Extracted data entries:
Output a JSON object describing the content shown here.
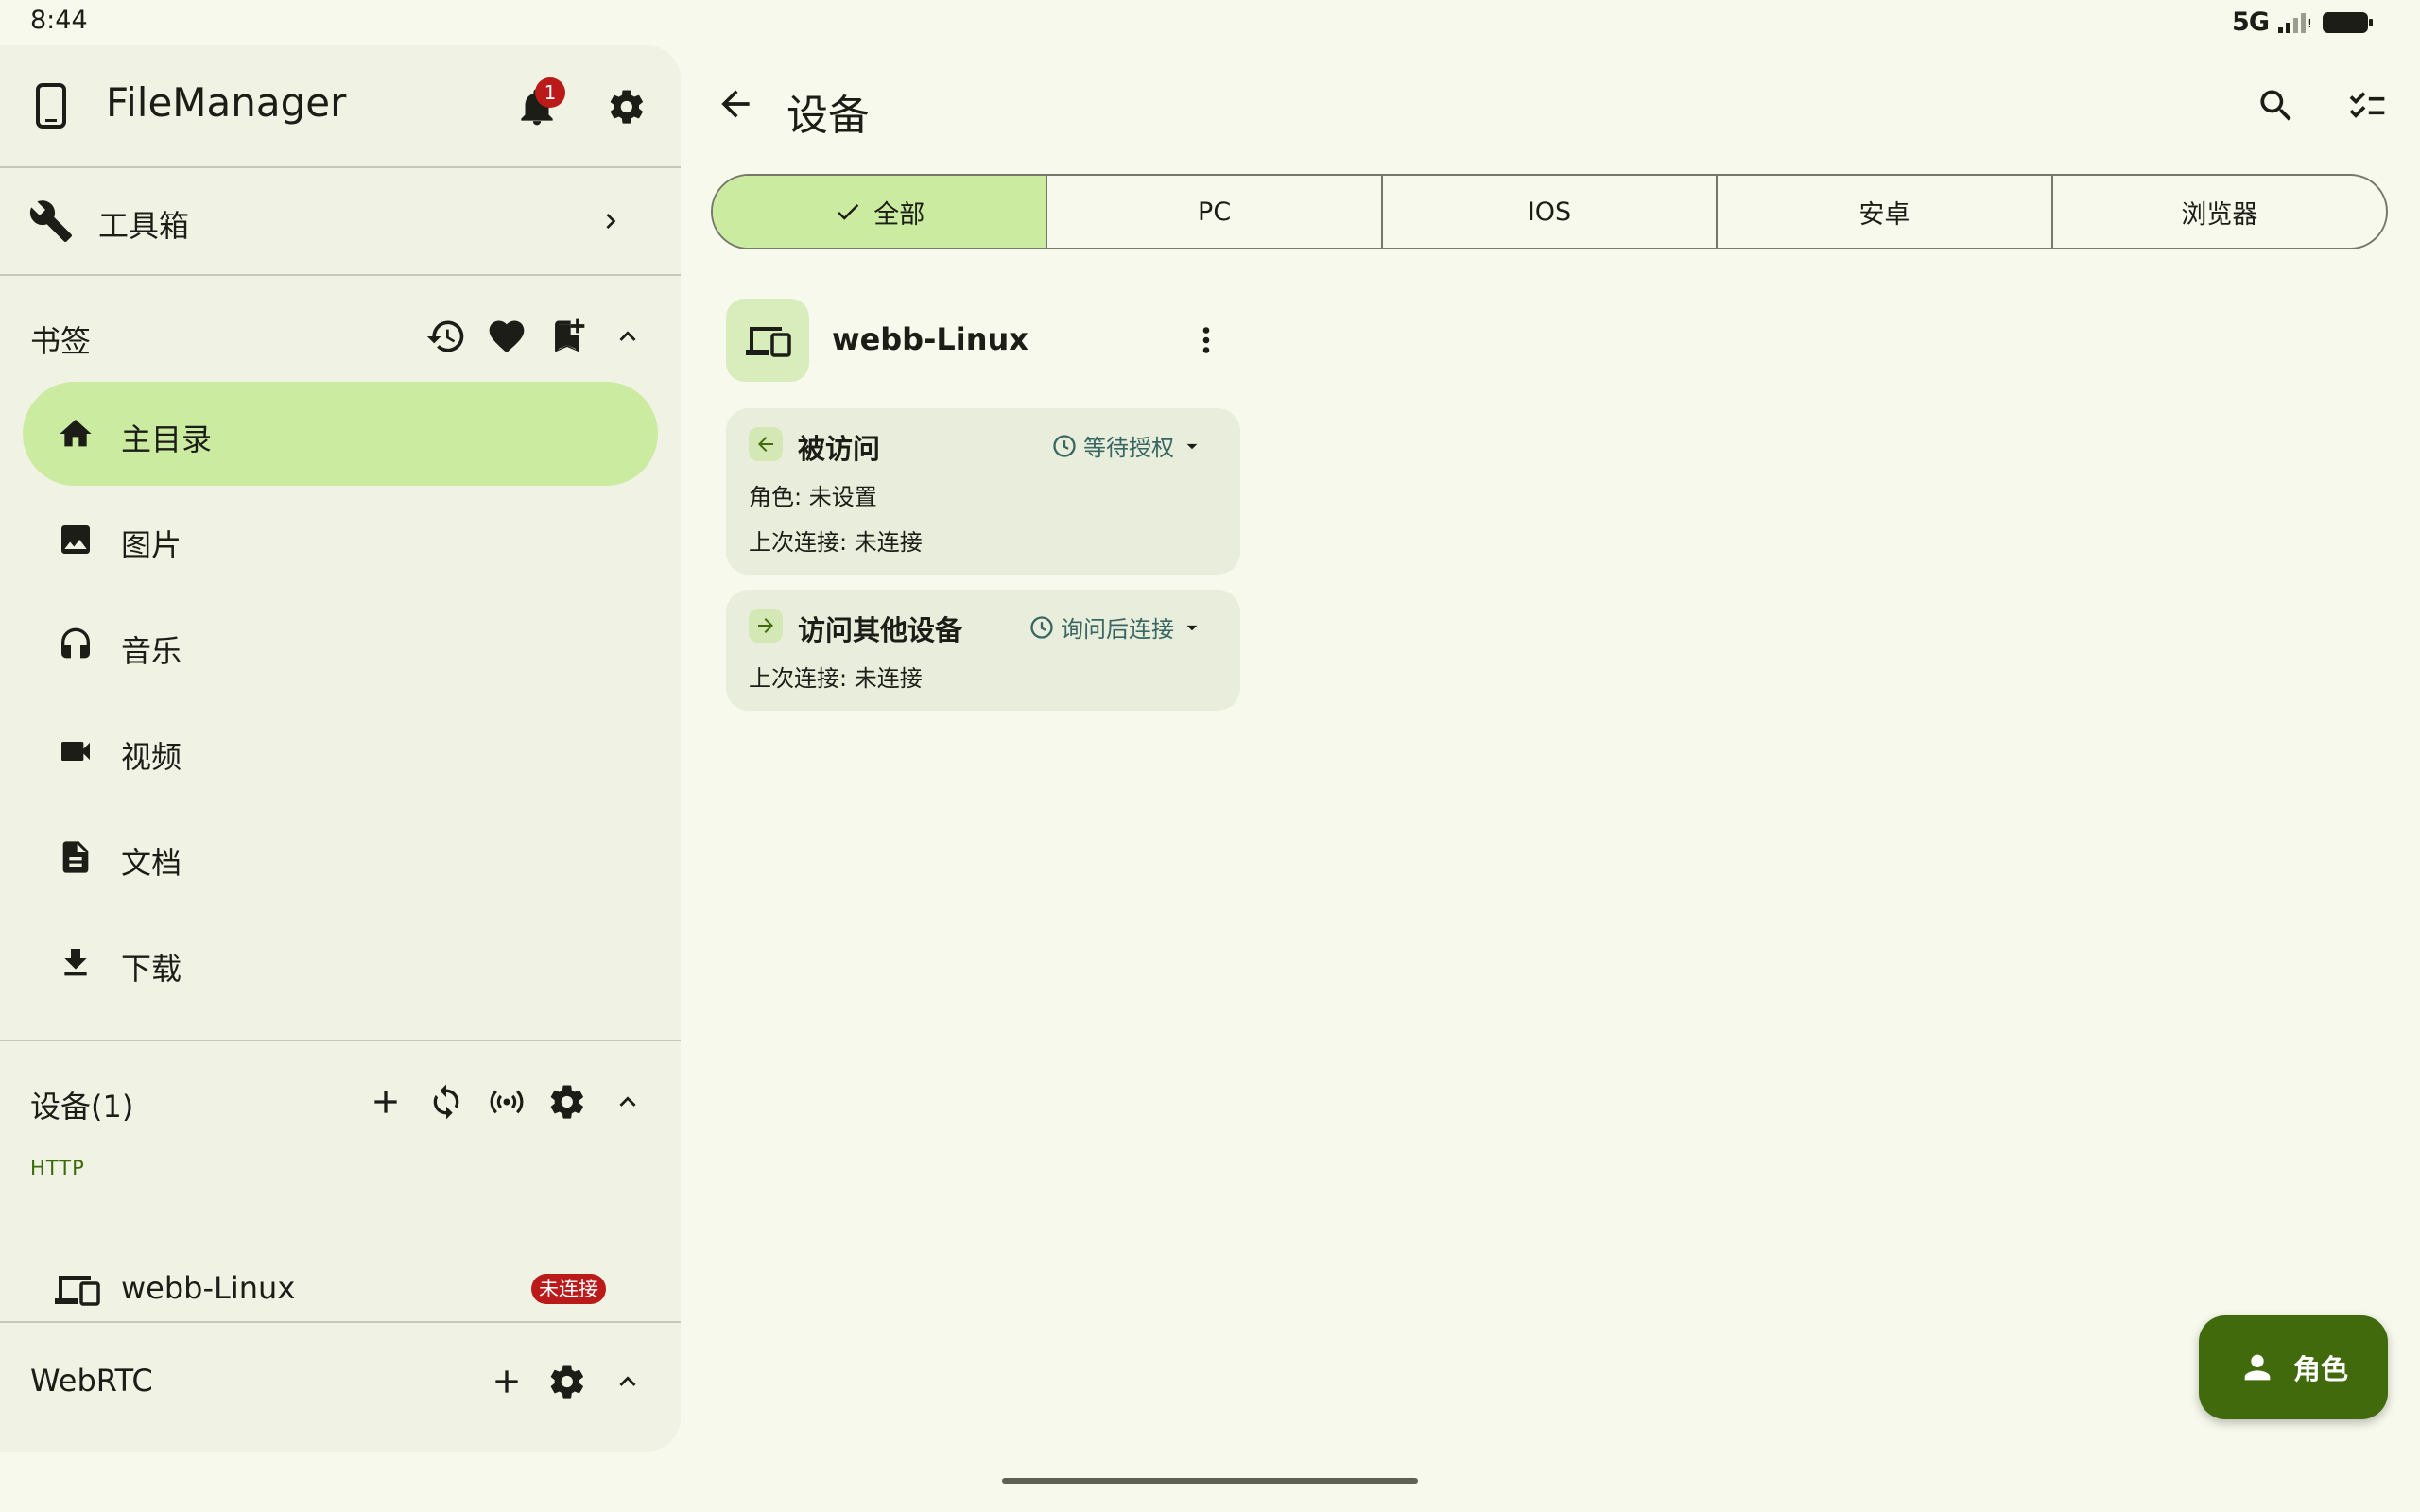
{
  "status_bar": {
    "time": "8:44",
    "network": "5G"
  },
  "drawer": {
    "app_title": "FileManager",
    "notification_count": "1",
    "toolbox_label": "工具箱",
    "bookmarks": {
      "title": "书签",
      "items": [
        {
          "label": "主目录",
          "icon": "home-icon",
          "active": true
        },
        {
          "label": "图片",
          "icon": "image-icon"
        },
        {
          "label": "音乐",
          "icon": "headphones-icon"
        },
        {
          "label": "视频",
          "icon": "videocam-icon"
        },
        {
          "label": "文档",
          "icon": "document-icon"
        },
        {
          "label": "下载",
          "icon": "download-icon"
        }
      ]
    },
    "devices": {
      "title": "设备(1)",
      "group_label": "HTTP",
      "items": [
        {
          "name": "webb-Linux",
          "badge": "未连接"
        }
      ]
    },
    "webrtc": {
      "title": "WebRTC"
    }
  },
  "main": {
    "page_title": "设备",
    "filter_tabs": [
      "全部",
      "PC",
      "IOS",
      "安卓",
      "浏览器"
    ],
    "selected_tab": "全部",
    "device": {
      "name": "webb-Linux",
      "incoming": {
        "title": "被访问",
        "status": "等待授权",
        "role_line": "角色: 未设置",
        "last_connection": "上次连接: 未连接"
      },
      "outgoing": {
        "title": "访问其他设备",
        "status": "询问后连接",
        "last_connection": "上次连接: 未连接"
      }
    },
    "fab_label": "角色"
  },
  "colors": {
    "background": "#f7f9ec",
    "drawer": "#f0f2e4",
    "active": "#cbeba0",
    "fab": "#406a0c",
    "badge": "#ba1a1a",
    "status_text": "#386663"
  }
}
--
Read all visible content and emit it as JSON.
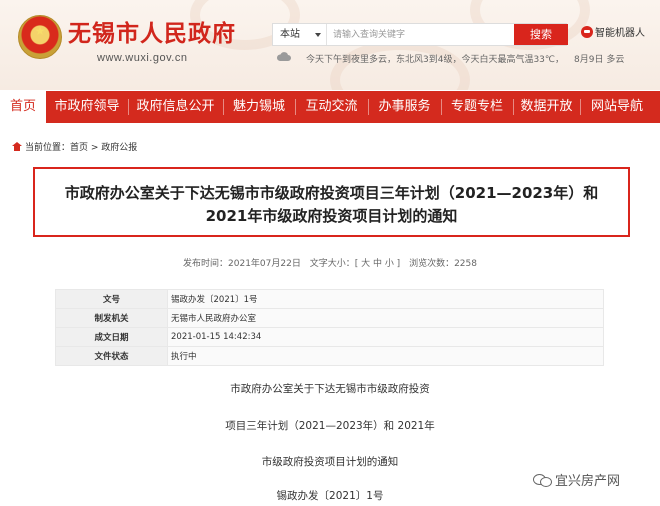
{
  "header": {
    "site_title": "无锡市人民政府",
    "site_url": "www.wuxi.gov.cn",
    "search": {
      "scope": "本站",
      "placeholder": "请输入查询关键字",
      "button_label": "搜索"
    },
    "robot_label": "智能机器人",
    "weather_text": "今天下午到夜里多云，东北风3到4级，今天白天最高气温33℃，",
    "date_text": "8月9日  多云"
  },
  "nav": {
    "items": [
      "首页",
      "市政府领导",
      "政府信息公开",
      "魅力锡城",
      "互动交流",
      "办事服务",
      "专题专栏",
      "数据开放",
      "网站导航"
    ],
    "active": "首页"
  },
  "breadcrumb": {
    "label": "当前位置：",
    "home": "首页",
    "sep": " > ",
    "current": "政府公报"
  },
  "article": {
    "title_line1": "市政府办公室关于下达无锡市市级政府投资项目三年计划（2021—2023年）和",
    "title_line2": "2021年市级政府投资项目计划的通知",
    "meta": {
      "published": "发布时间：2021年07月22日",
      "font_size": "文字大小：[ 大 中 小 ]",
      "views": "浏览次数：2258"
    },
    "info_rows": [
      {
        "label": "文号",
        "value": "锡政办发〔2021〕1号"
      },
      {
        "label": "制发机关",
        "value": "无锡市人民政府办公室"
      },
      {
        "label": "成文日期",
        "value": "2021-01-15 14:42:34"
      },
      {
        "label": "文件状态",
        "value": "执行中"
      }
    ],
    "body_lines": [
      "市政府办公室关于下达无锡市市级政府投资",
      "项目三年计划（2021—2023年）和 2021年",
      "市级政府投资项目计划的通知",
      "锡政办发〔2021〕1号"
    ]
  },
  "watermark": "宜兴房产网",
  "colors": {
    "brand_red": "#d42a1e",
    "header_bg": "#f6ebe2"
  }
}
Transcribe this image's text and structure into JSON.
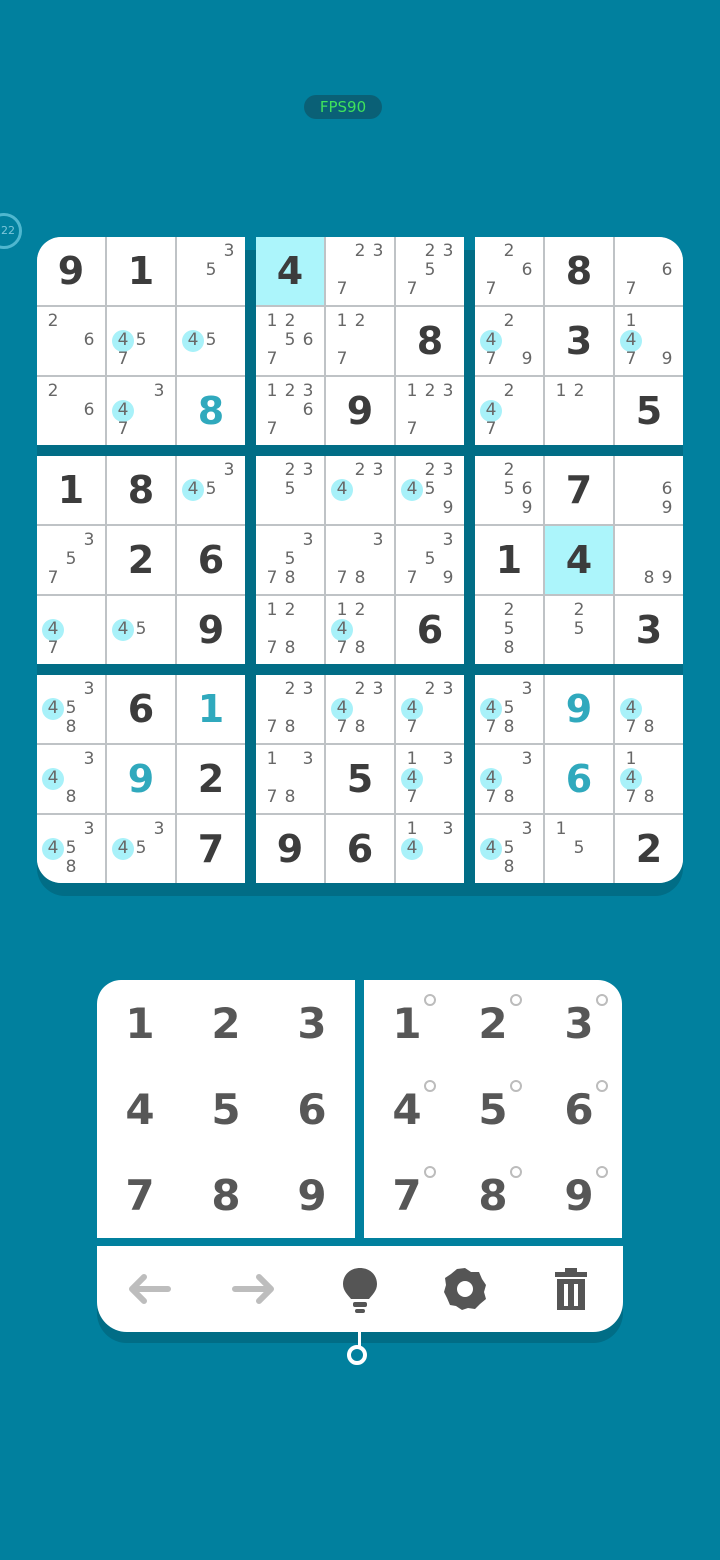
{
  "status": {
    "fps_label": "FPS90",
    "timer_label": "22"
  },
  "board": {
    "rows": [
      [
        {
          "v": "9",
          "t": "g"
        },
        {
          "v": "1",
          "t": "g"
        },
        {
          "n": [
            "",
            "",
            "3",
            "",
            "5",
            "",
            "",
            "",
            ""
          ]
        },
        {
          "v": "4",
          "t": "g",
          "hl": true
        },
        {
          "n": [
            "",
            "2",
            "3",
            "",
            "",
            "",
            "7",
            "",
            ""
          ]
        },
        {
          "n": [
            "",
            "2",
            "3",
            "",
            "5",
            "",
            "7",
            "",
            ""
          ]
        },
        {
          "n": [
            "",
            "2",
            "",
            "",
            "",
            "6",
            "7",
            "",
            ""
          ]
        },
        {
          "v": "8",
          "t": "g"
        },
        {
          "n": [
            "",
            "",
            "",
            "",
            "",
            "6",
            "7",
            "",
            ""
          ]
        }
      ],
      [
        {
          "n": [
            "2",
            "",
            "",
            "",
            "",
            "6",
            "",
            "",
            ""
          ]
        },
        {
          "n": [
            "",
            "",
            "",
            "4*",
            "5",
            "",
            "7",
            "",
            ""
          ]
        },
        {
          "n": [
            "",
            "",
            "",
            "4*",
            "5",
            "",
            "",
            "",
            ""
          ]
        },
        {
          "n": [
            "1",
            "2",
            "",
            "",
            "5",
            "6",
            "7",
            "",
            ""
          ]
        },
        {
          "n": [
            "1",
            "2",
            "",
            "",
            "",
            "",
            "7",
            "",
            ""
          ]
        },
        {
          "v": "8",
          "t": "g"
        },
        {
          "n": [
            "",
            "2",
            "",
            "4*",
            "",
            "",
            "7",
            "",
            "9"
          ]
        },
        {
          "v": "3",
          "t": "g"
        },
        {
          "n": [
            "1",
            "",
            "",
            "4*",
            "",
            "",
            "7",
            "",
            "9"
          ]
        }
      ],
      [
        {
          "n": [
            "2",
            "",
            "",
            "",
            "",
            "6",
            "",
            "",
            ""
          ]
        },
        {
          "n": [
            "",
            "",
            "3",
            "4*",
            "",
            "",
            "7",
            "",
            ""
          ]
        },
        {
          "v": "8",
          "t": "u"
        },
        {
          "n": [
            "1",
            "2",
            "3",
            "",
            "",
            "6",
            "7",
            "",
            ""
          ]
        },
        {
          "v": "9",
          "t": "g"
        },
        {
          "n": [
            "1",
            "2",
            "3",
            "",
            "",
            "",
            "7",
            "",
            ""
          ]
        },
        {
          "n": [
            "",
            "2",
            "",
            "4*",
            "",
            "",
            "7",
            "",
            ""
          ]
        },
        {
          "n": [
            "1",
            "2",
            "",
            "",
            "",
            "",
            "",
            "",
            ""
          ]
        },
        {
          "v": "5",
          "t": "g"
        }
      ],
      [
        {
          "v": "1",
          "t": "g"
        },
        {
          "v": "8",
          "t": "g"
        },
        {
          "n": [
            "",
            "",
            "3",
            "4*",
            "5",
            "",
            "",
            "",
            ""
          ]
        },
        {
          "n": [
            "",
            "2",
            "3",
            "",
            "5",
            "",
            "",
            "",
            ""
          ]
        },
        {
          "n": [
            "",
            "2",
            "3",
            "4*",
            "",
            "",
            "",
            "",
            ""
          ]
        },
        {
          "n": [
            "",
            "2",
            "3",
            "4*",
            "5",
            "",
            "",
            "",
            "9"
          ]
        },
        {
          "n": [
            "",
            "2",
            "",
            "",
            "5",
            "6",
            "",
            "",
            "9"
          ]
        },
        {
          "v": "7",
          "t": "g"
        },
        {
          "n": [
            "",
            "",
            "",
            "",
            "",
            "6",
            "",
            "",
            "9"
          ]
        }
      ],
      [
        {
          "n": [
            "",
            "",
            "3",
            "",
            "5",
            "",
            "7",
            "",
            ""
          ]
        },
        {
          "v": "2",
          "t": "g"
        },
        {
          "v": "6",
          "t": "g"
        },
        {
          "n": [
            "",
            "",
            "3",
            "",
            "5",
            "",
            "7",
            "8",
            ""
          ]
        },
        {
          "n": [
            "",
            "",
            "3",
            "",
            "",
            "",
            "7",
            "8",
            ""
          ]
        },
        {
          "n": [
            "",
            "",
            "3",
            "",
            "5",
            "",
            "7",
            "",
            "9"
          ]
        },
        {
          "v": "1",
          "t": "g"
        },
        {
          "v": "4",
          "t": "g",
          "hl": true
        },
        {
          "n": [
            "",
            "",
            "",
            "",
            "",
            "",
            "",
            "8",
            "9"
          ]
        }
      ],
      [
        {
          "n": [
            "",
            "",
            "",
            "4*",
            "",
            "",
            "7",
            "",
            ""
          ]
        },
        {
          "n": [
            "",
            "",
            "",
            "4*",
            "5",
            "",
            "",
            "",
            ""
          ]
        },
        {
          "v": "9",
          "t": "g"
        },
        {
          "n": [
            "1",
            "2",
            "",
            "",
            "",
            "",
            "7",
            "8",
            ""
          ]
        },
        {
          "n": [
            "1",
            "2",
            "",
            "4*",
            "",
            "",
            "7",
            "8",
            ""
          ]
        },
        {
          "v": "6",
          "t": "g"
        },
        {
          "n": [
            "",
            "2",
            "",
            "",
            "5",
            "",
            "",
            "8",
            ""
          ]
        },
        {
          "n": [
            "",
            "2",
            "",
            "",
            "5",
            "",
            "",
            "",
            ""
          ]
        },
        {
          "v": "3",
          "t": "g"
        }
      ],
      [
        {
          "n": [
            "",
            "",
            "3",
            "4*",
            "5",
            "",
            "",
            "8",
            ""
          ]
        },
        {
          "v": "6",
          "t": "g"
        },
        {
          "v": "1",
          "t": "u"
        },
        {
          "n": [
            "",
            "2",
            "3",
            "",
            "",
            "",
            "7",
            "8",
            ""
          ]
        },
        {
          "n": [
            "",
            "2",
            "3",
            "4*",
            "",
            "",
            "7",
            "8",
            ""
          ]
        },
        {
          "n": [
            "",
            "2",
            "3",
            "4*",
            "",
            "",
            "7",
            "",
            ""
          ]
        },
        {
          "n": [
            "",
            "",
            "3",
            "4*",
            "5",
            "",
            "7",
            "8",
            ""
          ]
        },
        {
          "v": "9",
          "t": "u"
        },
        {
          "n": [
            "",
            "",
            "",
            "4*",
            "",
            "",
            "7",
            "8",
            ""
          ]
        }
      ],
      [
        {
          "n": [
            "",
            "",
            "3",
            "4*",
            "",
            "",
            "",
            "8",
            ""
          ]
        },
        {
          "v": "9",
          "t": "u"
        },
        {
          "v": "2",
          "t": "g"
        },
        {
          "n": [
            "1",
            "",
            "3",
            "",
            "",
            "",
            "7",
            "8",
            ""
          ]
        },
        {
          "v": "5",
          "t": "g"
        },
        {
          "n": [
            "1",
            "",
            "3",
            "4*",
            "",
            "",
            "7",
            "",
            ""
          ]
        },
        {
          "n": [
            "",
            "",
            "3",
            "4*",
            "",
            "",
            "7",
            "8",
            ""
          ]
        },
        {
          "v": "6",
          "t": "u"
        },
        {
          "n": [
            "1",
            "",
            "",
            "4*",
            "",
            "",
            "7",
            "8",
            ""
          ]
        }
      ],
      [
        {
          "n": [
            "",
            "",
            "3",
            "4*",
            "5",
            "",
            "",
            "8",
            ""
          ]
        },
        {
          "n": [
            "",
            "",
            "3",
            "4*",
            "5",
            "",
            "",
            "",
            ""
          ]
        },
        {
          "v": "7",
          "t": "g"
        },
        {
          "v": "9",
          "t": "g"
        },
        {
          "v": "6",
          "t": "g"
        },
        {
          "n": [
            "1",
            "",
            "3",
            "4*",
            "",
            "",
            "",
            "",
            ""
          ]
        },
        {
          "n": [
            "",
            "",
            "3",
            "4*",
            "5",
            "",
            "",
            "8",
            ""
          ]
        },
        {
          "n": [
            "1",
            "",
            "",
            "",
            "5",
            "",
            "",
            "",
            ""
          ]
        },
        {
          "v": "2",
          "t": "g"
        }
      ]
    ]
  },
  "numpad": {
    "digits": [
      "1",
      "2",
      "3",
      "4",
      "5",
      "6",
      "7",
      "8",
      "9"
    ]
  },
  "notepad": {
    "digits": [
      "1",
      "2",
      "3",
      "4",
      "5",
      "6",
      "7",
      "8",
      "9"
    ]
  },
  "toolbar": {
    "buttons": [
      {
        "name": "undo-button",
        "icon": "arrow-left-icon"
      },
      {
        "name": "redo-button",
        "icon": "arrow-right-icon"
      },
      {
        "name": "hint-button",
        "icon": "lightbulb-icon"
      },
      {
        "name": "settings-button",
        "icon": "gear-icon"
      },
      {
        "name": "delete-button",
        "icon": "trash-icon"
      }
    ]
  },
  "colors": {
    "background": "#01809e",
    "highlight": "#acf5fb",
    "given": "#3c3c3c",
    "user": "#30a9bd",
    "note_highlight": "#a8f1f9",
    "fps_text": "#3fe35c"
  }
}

WHAT YOU NEED TO DO — Find the lines above that contain the word "JSON" and collect them.

OUTPUT OF THE TASK —
Output a JSON object describing the content shown here.
Read all visible content and emit it as JSON.
Transcribe this image's text and structure into JSON.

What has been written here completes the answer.